Extracted information.
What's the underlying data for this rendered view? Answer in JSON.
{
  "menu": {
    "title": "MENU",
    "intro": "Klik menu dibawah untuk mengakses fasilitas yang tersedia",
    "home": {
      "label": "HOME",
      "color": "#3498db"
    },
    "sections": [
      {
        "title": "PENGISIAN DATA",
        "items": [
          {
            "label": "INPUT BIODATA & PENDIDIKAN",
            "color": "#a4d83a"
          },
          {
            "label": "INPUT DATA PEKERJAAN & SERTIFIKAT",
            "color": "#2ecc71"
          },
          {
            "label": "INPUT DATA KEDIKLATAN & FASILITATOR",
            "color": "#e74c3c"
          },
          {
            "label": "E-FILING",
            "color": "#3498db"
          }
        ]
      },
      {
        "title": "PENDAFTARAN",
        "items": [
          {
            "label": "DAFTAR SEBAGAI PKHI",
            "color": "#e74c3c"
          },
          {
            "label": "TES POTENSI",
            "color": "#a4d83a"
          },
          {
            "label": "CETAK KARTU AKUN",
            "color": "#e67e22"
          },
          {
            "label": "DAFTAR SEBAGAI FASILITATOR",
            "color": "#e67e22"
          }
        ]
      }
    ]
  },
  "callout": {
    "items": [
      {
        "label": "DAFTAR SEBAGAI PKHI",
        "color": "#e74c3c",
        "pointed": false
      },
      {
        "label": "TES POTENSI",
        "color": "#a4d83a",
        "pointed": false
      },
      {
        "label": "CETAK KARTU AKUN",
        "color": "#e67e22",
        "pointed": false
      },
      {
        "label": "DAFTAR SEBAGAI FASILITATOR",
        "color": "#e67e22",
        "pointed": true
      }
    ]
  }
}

Given exercise. Check each line above for the string "SEBAGAI" and show the ones that have it.

Solution to this problem.
            "label": "DAFTAR SEBAGAI PKHI",
            "label": "DAFTAR SEBAGAI FASILITATOR",
        "label": "DAFTAR SEBAGAI PKHI",
        "label": "DAFTAR SEBAGAI FASILITATOR",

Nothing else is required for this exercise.